To do: Find every line in the records below that holds the word "JSON" and copy it.

Data supplied:
━━━━━━━━━━━━━━━━━━━━━━━━━━━━━━
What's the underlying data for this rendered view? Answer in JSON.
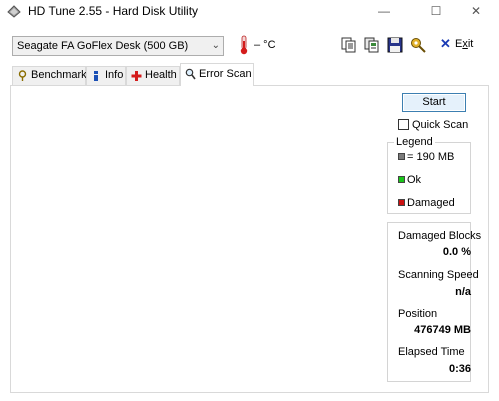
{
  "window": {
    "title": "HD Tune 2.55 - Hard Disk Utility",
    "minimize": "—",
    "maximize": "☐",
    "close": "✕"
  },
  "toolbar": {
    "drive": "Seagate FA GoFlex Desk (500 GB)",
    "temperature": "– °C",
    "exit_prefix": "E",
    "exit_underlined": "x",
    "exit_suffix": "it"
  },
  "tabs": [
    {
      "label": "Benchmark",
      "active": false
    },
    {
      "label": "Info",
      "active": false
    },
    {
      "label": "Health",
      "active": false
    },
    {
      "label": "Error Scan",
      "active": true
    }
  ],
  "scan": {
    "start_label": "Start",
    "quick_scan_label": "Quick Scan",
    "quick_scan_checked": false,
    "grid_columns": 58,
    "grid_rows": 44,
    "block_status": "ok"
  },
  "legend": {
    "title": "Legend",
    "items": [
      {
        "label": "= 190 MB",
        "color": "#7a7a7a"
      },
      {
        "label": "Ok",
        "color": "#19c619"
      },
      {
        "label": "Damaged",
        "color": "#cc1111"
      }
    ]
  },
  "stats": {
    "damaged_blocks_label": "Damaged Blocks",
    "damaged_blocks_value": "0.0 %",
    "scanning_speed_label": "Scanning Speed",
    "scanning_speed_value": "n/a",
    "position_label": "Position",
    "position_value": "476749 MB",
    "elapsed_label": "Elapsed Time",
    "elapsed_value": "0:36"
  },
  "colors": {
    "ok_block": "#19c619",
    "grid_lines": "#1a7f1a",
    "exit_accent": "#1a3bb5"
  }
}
━━━━━━━━━━━━━━━━━━━━━━━━━━━━━━
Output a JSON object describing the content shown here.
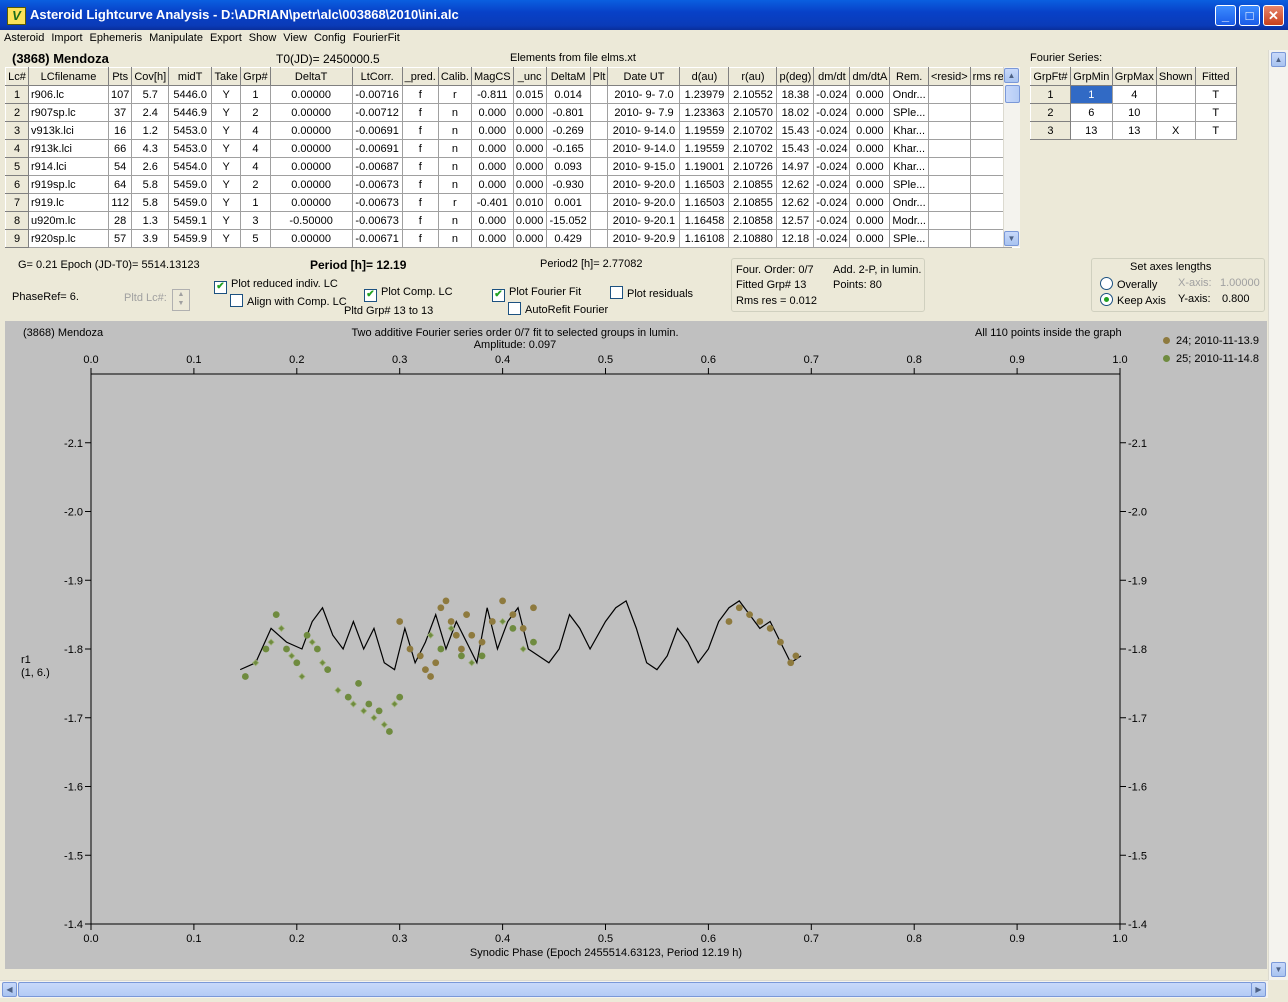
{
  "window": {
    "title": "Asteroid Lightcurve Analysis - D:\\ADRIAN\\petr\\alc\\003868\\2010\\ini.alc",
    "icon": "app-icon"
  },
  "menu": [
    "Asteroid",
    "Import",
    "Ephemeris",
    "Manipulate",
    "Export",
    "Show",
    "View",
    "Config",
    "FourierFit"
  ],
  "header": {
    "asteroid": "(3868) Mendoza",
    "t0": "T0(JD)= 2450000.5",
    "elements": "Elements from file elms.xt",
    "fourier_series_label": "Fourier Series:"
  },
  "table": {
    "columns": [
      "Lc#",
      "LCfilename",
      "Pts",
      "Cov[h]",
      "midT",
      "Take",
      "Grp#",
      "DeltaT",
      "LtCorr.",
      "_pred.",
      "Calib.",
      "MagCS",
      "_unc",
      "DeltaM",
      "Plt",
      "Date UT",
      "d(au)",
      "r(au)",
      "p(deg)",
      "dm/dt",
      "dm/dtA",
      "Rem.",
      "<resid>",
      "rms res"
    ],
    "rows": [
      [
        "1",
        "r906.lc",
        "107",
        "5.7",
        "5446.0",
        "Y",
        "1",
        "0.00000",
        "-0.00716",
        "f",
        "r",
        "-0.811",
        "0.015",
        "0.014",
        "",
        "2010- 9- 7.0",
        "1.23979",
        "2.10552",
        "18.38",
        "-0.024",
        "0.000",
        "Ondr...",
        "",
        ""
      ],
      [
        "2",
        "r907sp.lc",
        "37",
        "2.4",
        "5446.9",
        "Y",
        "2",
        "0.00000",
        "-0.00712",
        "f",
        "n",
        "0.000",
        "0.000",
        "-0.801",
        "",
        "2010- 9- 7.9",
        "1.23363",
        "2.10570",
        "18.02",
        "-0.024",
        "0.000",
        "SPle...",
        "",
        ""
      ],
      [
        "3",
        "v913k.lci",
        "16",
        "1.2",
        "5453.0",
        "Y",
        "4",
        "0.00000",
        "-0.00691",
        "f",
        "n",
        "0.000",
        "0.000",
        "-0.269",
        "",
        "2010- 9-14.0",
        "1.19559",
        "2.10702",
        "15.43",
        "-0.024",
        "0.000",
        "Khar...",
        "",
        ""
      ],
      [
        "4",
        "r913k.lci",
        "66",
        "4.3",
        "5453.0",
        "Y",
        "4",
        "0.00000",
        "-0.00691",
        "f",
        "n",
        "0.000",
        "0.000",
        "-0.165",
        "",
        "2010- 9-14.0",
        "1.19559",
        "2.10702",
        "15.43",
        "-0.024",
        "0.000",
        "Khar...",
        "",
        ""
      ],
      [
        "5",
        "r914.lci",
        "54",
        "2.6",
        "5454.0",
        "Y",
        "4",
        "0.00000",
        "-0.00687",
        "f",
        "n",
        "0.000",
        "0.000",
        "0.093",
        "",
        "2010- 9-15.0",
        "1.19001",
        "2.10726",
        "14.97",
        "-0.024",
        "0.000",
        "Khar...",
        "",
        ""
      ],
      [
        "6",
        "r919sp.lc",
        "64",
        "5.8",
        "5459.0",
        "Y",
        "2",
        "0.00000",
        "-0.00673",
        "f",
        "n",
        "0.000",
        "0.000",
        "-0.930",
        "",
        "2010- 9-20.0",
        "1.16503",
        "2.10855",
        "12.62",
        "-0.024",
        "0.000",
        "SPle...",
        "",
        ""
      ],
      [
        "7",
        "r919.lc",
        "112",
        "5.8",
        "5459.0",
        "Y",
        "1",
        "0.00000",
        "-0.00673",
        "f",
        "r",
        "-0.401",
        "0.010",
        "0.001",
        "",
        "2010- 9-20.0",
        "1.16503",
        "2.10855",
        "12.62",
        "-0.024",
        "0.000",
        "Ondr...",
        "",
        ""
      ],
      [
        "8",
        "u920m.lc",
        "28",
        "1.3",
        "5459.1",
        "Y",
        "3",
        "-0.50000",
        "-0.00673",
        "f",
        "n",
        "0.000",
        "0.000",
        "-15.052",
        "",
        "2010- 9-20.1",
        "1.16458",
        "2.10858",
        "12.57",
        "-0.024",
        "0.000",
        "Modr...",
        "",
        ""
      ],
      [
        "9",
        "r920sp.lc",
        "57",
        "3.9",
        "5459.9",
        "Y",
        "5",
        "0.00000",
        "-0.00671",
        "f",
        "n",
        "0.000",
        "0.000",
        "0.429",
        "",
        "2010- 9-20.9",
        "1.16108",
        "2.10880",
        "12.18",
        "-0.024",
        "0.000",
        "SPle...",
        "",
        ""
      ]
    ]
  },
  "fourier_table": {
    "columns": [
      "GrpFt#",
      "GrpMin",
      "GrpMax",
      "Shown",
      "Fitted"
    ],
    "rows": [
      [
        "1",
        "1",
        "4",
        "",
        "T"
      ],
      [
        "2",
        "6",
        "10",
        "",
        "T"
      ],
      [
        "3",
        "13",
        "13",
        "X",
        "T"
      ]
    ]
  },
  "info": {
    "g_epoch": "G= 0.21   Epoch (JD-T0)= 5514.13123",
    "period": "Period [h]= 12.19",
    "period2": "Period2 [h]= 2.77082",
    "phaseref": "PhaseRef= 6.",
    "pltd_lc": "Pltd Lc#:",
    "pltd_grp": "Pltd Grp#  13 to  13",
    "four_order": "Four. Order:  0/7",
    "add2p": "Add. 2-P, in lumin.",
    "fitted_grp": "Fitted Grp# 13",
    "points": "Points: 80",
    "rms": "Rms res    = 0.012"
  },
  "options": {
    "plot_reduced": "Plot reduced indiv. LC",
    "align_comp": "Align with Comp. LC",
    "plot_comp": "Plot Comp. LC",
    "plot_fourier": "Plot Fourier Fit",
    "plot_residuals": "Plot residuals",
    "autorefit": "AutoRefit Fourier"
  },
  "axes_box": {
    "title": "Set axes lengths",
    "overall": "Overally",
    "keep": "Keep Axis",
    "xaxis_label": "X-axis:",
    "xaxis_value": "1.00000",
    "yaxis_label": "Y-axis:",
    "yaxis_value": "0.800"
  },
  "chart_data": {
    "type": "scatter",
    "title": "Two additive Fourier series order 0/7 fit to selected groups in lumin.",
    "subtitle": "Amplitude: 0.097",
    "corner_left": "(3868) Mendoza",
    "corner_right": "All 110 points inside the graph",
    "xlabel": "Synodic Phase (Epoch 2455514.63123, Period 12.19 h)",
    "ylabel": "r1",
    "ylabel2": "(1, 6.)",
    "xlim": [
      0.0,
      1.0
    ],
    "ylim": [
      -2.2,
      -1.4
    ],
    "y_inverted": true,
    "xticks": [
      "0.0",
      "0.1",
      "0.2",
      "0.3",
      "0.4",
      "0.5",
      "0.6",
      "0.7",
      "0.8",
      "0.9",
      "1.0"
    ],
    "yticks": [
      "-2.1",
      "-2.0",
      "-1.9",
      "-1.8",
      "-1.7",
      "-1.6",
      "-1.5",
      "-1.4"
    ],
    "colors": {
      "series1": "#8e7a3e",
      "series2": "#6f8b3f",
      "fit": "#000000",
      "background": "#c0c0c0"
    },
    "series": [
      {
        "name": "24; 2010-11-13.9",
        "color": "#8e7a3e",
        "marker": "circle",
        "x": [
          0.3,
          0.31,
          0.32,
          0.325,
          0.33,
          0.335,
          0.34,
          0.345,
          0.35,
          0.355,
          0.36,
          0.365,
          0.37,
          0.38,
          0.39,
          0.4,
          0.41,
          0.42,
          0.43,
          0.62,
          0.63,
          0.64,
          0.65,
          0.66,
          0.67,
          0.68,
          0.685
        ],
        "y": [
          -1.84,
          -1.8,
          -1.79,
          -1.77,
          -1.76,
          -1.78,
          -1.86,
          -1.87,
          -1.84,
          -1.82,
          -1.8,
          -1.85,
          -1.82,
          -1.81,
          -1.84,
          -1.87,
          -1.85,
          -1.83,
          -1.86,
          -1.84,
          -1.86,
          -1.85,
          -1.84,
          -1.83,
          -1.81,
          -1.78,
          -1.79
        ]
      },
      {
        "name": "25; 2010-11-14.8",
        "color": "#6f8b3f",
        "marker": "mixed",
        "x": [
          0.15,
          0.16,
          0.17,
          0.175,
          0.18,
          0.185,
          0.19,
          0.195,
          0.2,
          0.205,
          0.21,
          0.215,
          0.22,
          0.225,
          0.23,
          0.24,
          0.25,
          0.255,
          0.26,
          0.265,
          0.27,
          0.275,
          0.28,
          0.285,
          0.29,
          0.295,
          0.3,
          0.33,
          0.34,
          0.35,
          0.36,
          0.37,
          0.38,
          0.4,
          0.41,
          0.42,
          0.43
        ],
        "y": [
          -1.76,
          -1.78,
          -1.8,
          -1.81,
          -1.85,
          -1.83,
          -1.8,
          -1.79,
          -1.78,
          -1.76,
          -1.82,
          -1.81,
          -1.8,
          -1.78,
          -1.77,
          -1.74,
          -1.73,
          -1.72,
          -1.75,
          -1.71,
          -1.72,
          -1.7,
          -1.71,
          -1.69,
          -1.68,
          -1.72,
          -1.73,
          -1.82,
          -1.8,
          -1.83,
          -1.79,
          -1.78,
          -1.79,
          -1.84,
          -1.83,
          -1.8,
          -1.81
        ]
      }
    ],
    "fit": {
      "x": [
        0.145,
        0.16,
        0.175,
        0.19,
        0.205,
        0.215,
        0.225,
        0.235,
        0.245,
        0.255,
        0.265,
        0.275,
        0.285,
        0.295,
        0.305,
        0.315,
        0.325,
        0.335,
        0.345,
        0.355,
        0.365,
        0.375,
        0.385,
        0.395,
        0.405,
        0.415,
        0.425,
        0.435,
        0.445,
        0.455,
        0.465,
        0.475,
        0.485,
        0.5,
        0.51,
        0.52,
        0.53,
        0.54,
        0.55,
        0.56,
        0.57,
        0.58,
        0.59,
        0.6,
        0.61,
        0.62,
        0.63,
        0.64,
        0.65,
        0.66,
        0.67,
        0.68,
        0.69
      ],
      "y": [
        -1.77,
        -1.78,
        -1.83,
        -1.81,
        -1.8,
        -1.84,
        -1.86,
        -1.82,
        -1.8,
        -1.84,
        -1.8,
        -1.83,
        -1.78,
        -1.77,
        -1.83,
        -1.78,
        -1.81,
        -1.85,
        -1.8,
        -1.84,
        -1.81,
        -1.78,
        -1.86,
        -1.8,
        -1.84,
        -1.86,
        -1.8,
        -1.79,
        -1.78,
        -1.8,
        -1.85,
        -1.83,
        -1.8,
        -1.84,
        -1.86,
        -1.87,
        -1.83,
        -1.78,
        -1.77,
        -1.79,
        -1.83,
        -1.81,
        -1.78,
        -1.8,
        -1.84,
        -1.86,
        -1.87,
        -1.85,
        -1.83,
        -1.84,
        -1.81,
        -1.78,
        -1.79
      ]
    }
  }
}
━━━━━━━━━━━━━━━━━━━━━━━━━━━━━━
Complete response:
What's the underlying data for this rendered view? Answer in JSON.
Output a JSON object describing the content shown here.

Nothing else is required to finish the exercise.